Quote every line as written. Omit pictures.

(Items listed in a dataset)
┌──
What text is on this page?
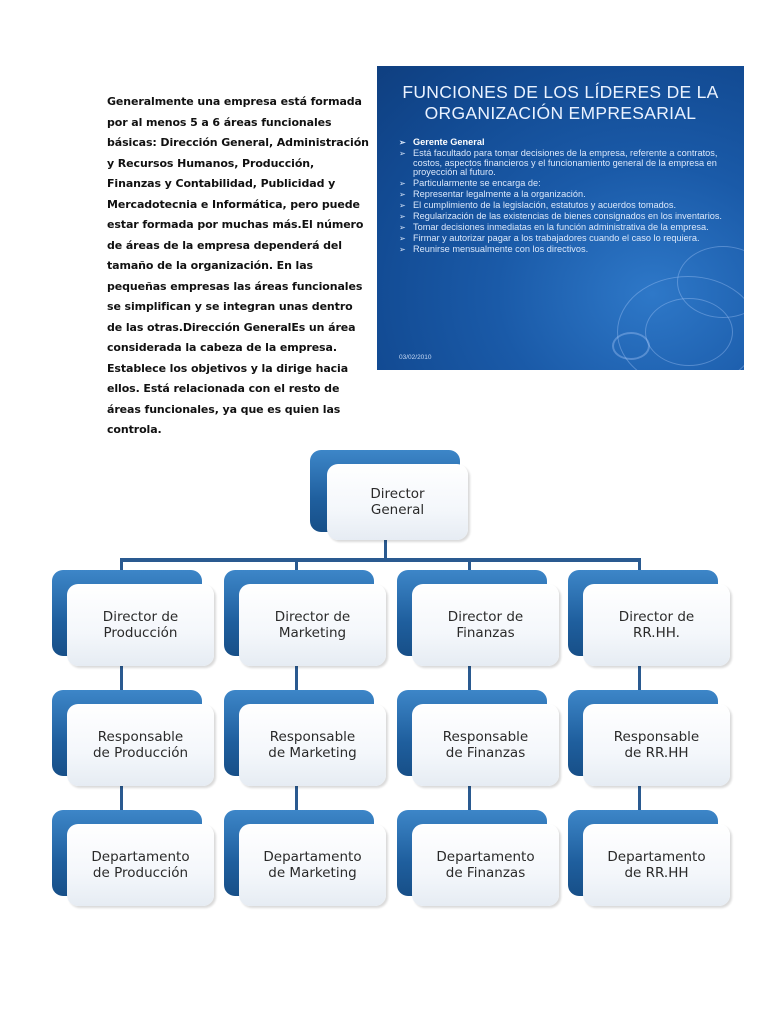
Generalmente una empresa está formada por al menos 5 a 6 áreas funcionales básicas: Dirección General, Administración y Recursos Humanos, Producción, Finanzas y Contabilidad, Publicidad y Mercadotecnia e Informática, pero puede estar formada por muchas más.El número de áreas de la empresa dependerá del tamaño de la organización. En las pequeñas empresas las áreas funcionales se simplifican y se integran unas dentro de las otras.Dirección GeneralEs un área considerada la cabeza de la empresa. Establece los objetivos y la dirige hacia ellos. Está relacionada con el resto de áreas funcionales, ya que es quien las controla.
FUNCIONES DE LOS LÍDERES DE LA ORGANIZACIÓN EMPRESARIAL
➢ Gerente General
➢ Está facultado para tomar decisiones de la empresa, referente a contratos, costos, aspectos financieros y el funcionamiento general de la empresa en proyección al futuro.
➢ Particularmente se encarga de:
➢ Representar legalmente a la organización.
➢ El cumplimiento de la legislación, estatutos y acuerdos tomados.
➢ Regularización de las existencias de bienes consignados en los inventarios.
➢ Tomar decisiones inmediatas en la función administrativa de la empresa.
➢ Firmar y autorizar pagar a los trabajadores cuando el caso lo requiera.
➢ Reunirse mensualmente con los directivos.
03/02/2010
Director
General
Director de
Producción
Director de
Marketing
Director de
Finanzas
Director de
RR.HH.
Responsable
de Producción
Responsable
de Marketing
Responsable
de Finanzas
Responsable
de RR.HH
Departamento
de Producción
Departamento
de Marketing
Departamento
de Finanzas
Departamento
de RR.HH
└──
- **The completed task**
What text is on this page?
Generalmente una empresa está formada por al menos 5 a 6 áreas funcionales básicas: Dirección General, Administración y Recursos Humanos, Producción, Finanzas y Contabilidad, Publicidad y Mercadotecnia e Informática, pero puede estar formada por muchas más.El número de áreas de la empresa dependerá del tamaño de la organización. En las pequeñas empresas las áreas funcionales se simplifican y se integran unas dentro de las otras.Dirección GeneralEs un área considerada la cabeza de la empresa. Establece los objetivos y la dirige hacia ellos. Está relacionada con el resto de áreas funcionales, ya que es quien las controla.
FUNCIONES DE LOS LÍDERES DE LA ORGANIZACIÓN EMPRESARIAL
➢ Gerente General
➢ Está facultado para tomar decisiones de la empresa, referente a contratos, costos, aspectos financieros y el funcionamiento general de la empresa en proyección al futuro.
➢ Particularmente se encarga de:
➢ Representar legalmente a la organización.
➢ El cumplimiento de la legislación, estatutos y acuerdos tomados.
➢ Regularización de las existencias de bienes consignados en los inventarios.
➢ Tomar decisiones inmediatas en la función administrativa de la empresa.
➢ Firmar y autorizar pagar a los trabajadores cuando el caso lo requiera.
➢ Reunirse mensualmente con los directivos.
03/02/2010
Director
General
Director de
Producción
Director de
Marketing
Director de
Finanzas
Director de
RR.HH.
Responsable
de Producción
Responsable
de Marketing
Responsable
de Finanzas
Responsable
de RR.HH
Departamento
de Producción
Departamento
de Marketing
Departamento
de Finanzas
Departamento
de RR.HH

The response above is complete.